> **YOUR INSTRUCTIONS**: Wherever the word "Configuration" turns up in a line of the entries, copy that line.

> **RECORDS**:
◇ ◇ ◇

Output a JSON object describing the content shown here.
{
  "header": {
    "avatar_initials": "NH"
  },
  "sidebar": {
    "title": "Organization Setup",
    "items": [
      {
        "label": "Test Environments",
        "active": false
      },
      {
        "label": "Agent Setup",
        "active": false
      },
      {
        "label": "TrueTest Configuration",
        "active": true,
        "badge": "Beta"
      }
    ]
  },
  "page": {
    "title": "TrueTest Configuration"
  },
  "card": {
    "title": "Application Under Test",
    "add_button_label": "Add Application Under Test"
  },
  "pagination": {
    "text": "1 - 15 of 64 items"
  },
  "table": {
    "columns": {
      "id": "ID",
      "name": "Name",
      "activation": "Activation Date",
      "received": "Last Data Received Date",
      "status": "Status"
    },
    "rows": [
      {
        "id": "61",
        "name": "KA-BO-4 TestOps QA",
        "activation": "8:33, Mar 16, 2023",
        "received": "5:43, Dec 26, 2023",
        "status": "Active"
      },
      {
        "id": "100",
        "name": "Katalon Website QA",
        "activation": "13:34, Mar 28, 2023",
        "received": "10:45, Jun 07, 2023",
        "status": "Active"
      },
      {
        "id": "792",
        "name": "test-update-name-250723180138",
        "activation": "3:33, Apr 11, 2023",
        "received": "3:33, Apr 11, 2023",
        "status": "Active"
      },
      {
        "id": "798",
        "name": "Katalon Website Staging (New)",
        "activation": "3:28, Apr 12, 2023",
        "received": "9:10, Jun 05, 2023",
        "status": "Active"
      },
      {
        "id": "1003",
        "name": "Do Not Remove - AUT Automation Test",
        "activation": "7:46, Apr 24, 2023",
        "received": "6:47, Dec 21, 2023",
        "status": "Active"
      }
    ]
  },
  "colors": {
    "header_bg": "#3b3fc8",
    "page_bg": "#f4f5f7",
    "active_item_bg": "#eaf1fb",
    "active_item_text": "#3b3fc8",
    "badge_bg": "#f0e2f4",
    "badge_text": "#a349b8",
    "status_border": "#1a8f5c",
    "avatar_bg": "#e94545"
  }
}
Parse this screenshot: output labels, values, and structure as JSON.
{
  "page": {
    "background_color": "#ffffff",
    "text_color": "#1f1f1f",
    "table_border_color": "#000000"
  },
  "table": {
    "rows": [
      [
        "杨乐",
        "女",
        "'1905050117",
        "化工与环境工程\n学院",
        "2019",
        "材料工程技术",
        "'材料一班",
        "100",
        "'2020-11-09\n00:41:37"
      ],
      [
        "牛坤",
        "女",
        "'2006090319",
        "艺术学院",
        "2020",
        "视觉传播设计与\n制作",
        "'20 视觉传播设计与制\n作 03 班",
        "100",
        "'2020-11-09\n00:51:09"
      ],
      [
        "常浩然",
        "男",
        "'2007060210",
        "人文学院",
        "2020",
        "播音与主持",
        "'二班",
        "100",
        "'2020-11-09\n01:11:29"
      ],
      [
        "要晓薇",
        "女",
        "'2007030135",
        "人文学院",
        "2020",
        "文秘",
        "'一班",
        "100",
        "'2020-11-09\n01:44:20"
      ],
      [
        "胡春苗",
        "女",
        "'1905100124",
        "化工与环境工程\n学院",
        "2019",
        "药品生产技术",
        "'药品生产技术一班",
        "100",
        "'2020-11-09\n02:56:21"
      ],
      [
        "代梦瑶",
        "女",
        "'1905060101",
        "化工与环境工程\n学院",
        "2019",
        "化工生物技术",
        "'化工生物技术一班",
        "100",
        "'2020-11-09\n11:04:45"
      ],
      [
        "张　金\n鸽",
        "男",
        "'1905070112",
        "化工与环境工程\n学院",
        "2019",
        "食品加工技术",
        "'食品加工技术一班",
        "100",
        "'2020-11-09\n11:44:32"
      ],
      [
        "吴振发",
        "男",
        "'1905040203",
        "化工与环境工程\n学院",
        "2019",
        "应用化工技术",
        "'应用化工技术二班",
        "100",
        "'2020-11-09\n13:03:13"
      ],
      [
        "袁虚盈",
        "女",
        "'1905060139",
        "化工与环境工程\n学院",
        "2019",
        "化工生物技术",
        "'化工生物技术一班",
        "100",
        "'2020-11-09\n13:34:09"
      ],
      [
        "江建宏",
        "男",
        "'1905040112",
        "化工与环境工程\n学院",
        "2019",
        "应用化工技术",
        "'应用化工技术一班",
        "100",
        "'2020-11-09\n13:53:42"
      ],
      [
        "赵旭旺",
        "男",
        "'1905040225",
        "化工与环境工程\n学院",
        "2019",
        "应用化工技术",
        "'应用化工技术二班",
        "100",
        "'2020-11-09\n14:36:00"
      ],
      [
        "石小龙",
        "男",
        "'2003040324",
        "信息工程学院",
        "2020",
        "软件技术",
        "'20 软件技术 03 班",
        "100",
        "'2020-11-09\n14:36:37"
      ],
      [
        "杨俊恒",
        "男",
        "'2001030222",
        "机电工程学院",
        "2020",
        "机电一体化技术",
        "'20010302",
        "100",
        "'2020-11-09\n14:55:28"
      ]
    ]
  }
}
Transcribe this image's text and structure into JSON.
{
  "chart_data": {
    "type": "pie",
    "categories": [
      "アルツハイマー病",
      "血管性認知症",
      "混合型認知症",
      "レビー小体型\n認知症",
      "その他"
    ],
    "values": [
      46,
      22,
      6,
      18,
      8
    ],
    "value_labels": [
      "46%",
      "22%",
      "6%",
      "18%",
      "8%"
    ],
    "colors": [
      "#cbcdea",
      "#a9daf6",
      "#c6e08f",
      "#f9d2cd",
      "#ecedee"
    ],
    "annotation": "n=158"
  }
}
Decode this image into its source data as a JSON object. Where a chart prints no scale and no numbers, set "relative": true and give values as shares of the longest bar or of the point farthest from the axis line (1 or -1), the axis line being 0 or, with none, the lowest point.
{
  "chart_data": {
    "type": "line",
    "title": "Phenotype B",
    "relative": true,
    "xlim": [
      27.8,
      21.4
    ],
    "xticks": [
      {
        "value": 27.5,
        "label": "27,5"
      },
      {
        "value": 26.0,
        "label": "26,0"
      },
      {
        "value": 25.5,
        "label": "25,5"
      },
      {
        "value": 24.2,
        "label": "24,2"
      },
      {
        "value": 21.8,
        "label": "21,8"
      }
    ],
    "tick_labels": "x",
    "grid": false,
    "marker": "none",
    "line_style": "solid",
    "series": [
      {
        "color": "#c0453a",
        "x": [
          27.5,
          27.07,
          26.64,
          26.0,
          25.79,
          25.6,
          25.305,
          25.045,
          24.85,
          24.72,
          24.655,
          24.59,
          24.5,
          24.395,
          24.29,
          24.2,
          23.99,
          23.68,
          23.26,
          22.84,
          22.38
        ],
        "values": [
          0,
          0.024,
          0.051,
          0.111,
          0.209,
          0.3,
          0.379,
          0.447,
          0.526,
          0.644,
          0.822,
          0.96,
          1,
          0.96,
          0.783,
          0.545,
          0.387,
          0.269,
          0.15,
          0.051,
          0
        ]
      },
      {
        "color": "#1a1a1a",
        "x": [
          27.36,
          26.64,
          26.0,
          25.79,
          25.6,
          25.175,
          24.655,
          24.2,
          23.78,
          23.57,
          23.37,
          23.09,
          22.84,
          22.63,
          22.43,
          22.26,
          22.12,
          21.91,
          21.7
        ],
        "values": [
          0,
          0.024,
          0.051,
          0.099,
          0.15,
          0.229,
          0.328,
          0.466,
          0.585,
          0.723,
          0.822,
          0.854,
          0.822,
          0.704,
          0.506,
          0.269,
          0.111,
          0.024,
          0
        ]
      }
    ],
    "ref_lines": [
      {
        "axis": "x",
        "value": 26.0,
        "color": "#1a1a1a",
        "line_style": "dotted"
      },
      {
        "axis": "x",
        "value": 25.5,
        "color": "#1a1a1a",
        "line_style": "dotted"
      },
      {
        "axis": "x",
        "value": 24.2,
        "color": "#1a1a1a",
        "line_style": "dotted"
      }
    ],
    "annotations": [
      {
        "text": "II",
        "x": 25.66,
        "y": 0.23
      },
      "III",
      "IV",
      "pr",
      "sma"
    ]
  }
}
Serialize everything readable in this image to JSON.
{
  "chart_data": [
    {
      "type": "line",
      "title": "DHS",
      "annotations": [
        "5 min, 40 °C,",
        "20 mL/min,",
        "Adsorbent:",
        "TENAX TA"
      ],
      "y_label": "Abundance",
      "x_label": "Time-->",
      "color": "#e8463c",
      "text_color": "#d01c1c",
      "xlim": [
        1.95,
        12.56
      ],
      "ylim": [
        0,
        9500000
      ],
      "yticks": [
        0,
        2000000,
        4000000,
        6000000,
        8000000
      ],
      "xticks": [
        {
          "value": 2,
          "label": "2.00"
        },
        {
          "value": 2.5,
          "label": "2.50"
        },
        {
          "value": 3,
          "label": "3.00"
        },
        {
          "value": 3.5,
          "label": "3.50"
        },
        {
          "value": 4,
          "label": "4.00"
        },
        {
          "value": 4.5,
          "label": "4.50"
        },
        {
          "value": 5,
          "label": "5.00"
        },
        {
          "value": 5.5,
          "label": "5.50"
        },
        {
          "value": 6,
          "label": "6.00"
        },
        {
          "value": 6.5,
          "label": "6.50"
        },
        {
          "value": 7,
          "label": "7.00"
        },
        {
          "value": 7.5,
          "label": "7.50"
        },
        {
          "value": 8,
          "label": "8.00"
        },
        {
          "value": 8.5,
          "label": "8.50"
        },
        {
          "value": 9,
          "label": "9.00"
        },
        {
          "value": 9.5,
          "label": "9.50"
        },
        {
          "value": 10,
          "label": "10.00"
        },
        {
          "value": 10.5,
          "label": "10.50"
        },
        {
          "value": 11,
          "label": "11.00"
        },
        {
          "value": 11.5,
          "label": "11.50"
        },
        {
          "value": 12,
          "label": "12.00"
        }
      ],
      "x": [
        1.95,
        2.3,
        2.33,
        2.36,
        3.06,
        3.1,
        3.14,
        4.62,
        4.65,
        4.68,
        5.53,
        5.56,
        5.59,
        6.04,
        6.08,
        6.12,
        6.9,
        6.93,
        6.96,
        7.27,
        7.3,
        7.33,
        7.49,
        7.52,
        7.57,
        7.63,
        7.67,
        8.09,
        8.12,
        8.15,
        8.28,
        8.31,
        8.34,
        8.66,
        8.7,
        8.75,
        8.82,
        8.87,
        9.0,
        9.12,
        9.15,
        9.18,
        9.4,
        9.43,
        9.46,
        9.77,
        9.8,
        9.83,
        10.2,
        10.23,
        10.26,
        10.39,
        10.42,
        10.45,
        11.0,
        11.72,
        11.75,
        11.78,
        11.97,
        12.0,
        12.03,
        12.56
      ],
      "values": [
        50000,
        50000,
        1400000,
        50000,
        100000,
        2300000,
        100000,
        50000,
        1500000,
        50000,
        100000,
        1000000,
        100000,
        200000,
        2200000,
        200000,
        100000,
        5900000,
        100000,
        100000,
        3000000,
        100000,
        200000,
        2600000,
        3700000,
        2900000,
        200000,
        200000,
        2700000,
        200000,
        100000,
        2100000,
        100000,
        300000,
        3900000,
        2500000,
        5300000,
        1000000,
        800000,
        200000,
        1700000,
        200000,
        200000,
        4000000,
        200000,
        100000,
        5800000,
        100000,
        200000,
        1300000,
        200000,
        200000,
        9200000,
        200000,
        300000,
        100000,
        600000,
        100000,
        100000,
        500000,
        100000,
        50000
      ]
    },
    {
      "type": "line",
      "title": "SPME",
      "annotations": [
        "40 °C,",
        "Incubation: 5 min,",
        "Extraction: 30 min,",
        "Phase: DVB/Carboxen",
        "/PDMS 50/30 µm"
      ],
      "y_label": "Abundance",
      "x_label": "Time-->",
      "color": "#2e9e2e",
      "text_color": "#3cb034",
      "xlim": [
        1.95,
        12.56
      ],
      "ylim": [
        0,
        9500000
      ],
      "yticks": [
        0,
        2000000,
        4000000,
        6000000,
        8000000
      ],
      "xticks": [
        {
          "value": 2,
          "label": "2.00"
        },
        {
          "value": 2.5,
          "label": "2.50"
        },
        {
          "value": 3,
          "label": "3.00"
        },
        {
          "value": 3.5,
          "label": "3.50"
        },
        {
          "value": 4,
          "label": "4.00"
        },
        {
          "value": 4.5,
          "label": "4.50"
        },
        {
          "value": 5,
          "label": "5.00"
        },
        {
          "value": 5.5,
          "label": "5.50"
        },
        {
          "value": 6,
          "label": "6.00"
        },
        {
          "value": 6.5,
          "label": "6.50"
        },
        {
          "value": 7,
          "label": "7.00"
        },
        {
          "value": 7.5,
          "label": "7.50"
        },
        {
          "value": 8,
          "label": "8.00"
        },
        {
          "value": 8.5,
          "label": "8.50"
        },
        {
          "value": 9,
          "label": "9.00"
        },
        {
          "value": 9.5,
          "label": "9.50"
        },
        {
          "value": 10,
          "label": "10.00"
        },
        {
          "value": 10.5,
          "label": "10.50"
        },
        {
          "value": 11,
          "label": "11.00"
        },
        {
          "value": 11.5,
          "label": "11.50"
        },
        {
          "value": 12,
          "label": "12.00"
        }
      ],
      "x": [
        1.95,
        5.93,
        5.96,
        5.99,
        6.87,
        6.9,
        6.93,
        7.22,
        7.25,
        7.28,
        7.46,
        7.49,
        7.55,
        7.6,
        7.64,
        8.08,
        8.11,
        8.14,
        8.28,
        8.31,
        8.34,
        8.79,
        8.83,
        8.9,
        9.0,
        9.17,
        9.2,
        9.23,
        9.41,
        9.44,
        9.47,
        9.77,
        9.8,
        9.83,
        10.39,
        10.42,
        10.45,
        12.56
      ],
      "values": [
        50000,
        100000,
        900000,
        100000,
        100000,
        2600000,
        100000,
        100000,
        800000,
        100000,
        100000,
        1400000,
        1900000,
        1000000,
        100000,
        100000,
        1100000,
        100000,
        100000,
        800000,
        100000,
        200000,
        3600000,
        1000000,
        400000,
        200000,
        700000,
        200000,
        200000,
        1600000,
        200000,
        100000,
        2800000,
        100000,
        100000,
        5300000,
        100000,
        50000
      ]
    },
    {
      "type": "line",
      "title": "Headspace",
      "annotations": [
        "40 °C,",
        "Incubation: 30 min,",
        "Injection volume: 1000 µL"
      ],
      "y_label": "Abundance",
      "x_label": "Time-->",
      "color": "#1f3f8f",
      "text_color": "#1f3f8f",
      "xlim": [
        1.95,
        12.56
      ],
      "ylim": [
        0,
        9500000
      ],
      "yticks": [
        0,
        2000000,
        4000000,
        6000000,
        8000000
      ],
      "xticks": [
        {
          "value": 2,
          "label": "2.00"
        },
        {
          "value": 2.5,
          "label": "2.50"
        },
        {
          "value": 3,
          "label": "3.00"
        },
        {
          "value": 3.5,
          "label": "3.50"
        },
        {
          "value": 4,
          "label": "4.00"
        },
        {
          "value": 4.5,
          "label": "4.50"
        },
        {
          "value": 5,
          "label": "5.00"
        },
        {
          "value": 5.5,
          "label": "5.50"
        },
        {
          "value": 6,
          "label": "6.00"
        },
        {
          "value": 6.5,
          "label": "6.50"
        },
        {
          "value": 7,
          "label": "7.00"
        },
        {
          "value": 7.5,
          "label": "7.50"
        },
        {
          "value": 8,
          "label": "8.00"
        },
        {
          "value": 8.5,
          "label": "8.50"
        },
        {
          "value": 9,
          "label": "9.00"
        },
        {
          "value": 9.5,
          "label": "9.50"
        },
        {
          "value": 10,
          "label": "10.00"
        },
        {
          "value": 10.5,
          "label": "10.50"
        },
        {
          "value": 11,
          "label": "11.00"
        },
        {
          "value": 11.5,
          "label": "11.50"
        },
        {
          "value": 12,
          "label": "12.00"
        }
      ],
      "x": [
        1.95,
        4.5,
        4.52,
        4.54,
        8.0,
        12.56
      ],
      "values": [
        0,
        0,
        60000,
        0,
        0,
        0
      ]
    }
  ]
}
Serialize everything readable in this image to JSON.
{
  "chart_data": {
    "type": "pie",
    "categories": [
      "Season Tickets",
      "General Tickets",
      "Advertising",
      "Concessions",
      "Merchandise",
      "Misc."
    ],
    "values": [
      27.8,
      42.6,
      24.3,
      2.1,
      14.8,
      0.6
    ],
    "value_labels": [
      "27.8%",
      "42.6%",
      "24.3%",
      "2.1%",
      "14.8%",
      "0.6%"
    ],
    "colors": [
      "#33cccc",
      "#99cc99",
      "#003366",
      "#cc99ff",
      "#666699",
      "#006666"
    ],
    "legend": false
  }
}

◇ ◇ ◇

> **EXERCISE RESULT**:
        "label": "TrueTest Configuration",
    "title": "TrueTest Configuration"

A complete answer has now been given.